• _What you should do_: Identify each line holding the string "تنظیم" and copy it.

(Stored items)

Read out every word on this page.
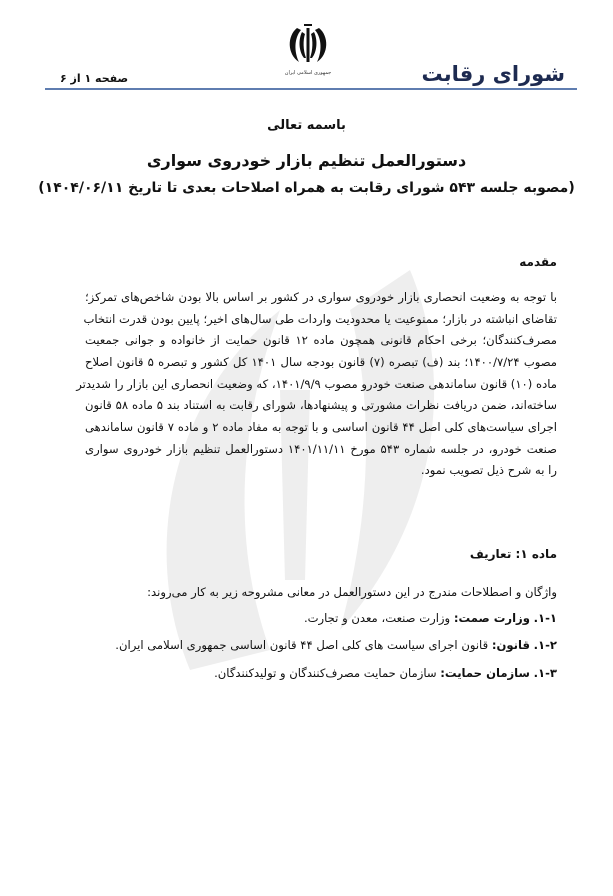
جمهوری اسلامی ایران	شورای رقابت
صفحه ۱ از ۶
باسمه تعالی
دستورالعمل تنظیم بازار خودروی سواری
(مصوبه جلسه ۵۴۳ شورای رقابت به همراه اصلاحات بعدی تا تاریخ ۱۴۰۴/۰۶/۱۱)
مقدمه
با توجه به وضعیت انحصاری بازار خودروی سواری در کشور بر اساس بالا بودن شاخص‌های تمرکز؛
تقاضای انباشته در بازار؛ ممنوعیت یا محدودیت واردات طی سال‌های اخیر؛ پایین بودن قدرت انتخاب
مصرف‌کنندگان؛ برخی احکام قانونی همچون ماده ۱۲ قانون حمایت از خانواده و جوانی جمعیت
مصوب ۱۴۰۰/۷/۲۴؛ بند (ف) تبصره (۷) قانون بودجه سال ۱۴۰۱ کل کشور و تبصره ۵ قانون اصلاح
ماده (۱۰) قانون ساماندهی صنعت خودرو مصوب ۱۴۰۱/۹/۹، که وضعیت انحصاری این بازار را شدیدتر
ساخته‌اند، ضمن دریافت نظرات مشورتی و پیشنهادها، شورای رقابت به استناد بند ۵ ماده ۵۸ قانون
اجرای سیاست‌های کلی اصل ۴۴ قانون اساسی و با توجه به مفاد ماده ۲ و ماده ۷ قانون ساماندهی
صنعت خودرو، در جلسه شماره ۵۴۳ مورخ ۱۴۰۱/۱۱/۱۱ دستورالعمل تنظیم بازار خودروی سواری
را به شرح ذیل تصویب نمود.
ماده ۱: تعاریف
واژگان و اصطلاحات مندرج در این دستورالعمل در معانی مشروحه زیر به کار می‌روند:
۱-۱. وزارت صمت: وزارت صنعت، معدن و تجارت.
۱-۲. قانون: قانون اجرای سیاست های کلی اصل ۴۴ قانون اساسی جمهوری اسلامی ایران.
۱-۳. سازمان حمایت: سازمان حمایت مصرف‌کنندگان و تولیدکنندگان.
--
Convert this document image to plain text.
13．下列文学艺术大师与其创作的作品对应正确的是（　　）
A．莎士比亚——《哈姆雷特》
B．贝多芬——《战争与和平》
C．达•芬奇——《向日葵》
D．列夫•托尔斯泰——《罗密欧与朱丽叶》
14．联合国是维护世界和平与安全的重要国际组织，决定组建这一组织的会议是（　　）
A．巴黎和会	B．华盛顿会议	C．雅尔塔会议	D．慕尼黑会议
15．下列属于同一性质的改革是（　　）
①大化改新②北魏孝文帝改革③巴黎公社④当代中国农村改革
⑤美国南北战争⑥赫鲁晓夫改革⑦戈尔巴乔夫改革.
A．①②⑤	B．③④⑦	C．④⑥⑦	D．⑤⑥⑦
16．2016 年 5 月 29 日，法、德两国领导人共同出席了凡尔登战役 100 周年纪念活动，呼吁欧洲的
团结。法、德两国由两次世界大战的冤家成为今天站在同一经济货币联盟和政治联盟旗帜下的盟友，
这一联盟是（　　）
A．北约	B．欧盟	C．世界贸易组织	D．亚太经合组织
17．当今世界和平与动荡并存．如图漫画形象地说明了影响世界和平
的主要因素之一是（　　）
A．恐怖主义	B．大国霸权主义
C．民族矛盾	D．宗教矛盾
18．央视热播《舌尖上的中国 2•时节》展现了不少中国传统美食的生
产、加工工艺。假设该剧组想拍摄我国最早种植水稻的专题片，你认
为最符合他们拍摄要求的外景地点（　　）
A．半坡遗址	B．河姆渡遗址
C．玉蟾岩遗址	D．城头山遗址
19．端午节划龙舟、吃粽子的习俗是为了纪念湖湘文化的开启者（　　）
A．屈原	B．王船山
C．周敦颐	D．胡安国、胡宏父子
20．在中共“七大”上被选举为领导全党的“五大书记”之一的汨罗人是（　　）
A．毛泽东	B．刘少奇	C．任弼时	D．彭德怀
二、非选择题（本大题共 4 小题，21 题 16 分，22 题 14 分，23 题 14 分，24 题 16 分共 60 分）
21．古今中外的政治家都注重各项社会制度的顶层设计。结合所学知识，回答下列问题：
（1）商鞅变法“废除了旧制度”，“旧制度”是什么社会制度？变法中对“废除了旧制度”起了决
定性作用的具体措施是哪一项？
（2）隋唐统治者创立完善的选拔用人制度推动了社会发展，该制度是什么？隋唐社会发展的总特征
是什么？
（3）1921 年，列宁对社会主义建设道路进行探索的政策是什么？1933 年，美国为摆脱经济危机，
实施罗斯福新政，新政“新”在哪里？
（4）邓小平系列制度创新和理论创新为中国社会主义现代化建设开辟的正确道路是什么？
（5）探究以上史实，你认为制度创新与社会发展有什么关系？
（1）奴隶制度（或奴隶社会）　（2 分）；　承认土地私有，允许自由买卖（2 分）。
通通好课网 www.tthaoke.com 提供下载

• _Reply_:
دستورالعمل تنظیم بازار خودروی سواری
صنعت خودرو، در جلسه شماره ۵۴۳ مورخ ۱۴۰۱/۱۱/۱۱ دستورالعمل تنظیم بازار خودروی سواری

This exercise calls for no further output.